Problem: Reproduce the listing below line for line, with no changes at all.

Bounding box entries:
--------------------------------
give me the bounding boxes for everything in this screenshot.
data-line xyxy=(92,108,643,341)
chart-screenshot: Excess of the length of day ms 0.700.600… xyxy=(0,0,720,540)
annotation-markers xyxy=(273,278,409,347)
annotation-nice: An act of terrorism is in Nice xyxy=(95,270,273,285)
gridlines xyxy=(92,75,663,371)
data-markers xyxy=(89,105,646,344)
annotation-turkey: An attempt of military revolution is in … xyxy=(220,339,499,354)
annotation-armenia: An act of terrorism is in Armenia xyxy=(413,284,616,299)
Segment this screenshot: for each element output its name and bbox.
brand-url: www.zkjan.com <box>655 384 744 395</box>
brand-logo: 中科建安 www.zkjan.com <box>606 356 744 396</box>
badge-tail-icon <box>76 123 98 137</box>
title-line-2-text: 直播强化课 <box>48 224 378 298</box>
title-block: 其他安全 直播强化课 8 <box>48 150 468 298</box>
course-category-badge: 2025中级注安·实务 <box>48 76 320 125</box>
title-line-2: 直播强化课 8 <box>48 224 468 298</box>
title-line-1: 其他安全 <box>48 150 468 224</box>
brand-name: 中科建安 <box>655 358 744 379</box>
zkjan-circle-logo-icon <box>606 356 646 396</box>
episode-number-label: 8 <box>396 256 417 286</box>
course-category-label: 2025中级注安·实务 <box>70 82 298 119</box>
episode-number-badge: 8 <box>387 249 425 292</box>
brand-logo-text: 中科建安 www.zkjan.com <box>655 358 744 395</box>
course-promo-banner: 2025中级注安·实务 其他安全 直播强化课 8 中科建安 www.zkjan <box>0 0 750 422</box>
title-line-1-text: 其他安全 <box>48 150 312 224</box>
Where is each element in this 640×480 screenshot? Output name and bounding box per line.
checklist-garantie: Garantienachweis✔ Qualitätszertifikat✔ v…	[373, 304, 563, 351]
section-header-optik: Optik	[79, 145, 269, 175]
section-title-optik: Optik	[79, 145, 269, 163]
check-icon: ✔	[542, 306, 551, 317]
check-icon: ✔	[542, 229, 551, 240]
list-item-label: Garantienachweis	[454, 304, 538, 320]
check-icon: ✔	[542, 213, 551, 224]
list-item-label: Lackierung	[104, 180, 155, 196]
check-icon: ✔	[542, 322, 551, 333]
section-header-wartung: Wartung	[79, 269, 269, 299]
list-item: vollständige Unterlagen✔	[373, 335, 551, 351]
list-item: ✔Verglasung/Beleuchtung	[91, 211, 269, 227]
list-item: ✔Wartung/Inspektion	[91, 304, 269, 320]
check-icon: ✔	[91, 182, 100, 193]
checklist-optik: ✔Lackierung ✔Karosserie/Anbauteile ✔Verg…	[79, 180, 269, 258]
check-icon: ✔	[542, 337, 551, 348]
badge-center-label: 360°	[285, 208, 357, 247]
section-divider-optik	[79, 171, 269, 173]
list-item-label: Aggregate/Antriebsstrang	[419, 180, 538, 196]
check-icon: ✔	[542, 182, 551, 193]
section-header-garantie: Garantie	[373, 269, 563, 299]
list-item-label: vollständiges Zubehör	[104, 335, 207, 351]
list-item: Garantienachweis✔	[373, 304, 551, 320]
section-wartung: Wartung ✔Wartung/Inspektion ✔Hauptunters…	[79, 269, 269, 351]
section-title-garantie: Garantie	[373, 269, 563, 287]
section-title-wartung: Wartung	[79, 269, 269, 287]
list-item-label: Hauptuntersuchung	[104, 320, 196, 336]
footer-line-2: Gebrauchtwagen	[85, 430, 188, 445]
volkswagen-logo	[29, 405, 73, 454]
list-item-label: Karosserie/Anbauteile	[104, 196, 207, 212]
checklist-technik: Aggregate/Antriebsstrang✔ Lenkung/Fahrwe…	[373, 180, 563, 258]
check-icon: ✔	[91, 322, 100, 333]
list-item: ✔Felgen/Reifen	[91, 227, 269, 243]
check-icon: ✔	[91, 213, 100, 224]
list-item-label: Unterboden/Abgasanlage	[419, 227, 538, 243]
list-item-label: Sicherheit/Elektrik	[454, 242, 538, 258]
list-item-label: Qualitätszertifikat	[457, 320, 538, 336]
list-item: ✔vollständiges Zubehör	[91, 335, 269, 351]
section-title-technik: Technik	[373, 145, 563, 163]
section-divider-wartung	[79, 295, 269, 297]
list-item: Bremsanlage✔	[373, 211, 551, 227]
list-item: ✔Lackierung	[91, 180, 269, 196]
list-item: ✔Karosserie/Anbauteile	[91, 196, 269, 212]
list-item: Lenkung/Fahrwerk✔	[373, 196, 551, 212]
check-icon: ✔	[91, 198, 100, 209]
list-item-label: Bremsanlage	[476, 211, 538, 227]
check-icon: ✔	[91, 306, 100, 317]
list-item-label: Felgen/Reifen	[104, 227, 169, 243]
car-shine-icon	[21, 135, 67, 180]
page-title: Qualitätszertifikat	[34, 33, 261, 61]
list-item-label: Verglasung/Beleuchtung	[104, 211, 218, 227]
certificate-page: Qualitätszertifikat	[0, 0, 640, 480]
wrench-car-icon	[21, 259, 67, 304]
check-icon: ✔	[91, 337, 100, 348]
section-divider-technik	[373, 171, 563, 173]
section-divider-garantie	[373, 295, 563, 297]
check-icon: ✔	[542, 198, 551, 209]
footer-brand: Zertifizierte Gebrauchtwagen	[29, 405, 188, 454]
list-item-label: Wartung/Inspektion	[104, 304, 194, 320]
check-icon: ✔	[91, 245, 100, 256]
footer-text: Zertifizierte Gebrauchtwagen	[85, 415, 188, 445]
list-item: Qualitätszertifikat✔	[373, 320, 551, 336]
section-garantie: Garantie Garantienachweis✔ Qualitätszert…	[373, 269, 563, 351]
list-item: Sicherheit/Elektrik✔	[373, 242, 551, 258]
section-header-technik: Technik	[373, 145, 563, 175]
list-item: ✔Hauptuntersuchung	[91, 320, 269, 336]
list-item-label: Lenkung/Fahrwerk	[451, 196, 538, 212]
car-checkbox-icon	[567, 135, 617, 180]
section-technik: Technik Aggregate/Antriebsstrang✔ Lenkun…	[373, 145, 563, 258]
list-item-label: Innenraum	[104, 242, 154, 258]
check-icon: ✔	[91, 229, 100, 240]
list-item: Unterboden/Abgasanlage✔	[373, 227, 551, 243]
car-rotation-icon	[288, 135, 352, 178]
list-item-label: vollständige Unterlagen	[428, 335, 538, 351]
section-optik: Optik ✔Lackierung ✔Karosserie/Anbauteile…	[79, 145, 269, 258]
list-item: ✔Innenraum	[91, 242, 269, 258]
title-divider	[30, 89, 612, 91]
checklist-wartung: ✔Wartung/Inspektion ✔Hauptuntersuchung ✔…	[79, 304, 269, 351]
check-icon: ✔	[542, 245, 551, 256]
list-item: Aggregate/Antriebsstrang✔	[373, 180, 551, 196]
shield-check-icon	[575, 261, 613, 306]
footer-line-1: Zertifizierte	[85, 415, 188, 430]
--------------------------------
Correct answer:
give me the bounding boxes for everything in this screenshot.
data-line xyxy=(92,108,643,341)
chart-screenshot: Excess of the length of day ms 0.700.600… xyxy=(0,0,720,540)
annotation-markers xyxy=(273,278,409,347)
annotation-nice: An act of terrorism is in Nice xyxy=(95,270,273,285)
gridlines xyxy=(92,75,663,371)
data-markers xyxy=(89,105,646,344)
annotation-turkey: An attempt of military revolution is in … xyxy=(220,339,499,354)
annotation-armenia: An act of terrorism is in Armenia xyxy=(413,284,616,299)
Segment this screenshot: for each element output its name and bbox.
brand-url: www.zkjan.com <box>655 384 744 395</box>
brand-logo: 中科建安 www.zkjan.com <box>606 356 744 396</box>
badge-tail-icon <box>76 123 98 137</box>
title-line-2-text: 直播强化课 <box>48 224 378 298</box>
title-block: 其他安全 直播强化课 8 <box>48 150 468 298</box>
course-category-badge: 2025中级注安·实务 <box>48 76 320 125</box>
title-line-2: 直播强化课 8 <box>48 224 468 298</box>
title-line-1: 其他安全 <box>48 150 468 224</box>
brand-name: 中科建安 <box>655 358 744 379</box>
zkjan-circle-logo-icon <box>606 356 646 396</box>
episode-number-label: 8 <box>396 256 417 286</box>
course-category-label: 2025中级注安·实务 <box>70 82 298 119</box>
episode-number-badge: 8 <box>387 249 425 292</box>
brand-logo-text: 中科建安 www.zkjan.com <box>655 358 744 395</box>
course-promo-banner: 2025中级注安·实务 其他安全 直播强化课 8 中科建安 www.zkjan <box>0 0 750 422</box>
title-line-1-text: 其他安全 <box>48 150 312 224</box>
Where is each element in this 640×480 screenshot? Output name and bounding box per line.
checklist-garantie: Garantienachweis✔ Qualitätszertifikat✔ v…	[373, 304, 563, 351]
section-header-optik: Optik	[79, 145, 269, 175]
section-title-optik: Optik	[79, 145, 269, 163]
check-icon: ✔	[542, 306, 551, 317]
check-icon: ✔	[542, 229, 551, 240]
list-item-label: Garantienachweis	[454, 304, 538, 320]
check-icon: ✔	[542, 213, 551, 224]
list-item-label: Lackierung	[104, 180, 155, 196]
check-icon: ✔	[542, 322, 551, 333]
section-header-wartung: Wartung	[79, 269, 269, 299]
list-item: vollständige Unterlagen✔	[373, 335, 551, 351]
list-item: ✔Verglasung/Beleuchtung	[91, 211, 269, 227]
list-item: ✔Wartung/Inspektion	[91, 304, 269, 320]
check-icon: ✔	[91, 182, 100, 193]
checklist-optik: ✔Lackierung ✔Karosserie/Anbauteile ✔Verg…	[79, 180, 269, 258]
check-icon: ✔	[542, 337, 551, 348]
badge-center-label: 360°	[285, 208, 357, 247]
section-divider-optik	[79, 171, 269, 173]
list-item-label: Aggregate/Antriebsstrang	[419, 180, 538, 196]
check-icon: ✔	[542, 182, 551, 193]
section-header-garantie: Garantie	[373, 269, 563, 299]
list-item-label: vollständiges Zubehör	[104, 335, 207, 351]
list-item: Garantienachweis✔	[373, 304, 551, 320]
section-wartung: Wartung ✔Wartung/Inspektion ✔Hauptunters…	[79, 269, 269, 351]
section-title-garantie: Garantie	[373, 269, 563, 287]
section-title-wartung: Wartung	[79, 269, 269, 287]
list-item-label: Hauptuntersuchung	[104, 320, 196, 336]
footer-line-2: Gebrauchtwagen	[85, 430, 188, 445]
volkswagen-logo	[29, 405, 73, 454]
list-item-label: Karosserie/Anbauteile	[104, 196, 207, 212]
checklist-technik: Aggregate/Antriebsstrang✔ Lenkung/Fahrwe…	[373, 180, 563, 258]
check-icon: ✔	[91, 322, 100, 333]
list-item: ✔Felgen/Reifen	[91, 227, 269, 243]
check-icon: ✔	[91, 213, 100, 224]
list-item-label: Unterboden/Abgasanlage	[419, 227, 538, 243]
list-item-label: Sicherheit/Elektrik	[454, 242, 538, 258]
list-item-label: Qualitätszertifikat	[457, 320, 538, 336]
list-item: ✔vollständiges Zubehör	[91, 335, 269, 351]
section-title-technik: Technik	[373, 145, 563, 163]
section-divider-wartung	[79, 295, 269, 297]
list-item: Bremsanlage✔	[373, 211, 551, 227]
list-item: ✔Lackierung	[91, 180, 269, 196]
list-item: ✔Karosserie/Anbauteile	[91, 196, 269, 212]
list-item: Lenkung/Fahrwerk✔	[373, 196, 551, 212]
check-icon: ✔	[91, 198, 100, 209]
list-item-label: Bremsanlage	[476, 211, 538, 227]
check-icon: ✔	[91, 306, 100, 317]
list-item-label: Felgen/Reifen	[104, 227, 169, 243]
car-shine-icon	[21, 135, 67, 180]
page-title: Qualitätszertifikat	[34, 33, 261, 61]
list-item-label: Verglasung/Beleuchtung	[104, 211, 218, 227]
certificate-page: Qualitätszertifikat	[0, 0, 640, 480]
wrench-car-icon	[21, 259, 67, 304]
check-icon: ✔	[91, 337, 100, 348]
section-divider-technik	[373, 171, 563, 173]
section-divider-garantie	[373, 295, 563, 297]
check-icon: ✔	[542, 198, 551, 209]
footer-brand: Zertifizierte Gebrauchtwagen	[29, 405, 188, 454]
list-item-label: Wartung/Inspektion	[104, 304, 194, 320]
check-icon: ✔	[91, 245, 100, 256]
footer-text: Zertifizierte Gebrauchtwagen	[85, 415, 188, 445]
list-item: Qualitätszertifikat✔	[373, 320, 551, 336]
section-garantie: Garantie Garantienachweis✔ Qualitätszert…	[373, 269, 563, 351]
list-item: Sicherheit/Elektrik✔	[373, 242, 551, 258]
section-header-technik: Technik	[373, 145, 563, 175]
list-item: ✔Hauptuntersuchung	[91, 320, 269, 336]
list-item-label: Lenkung/Fahrwerk	[451, 196, 538, 212]
car-checkbox-icon	[567, 135, 617, 180]
section-technik: Technik Aggregate/Antriebsstrang✔ Lenkun…	[373, 145, 563, 258]
list-item-label: Innenraum	[104, 242, 154, 258]
check-icon: ✔	[91, 229, 100, 240]
list-item: Unterboden/Abgasanlage✔	[373, 227, 551, 243]
car-rotation-icon	[288, 135, 352, 178]
list-item-label: vollständige Unterlagen	[428, 335, 538, 351]
section-optik: Optik ✔Lackierung ✔Karosserie/Anbauteile…	[79, 145, 269, 258]
list-item: ✔Innenraum	[91, 242, 269, 258]
title-divider	[30, 89, 612, 91]
checklist-wartung: ✔Wartung/Inspektion ✔Hauptuntersuchung ✔…	[79, 304, 269, 351]
check-icon: ✔	[542, 245, 551, 256]
list-item: Aggregate/Antriebsstrang✔	[373, 180, 551, 196]
shield-check-icon	[575, 261, 613, 306]
footer-line-1: Zertifizierte	[85, 415, 188, 430]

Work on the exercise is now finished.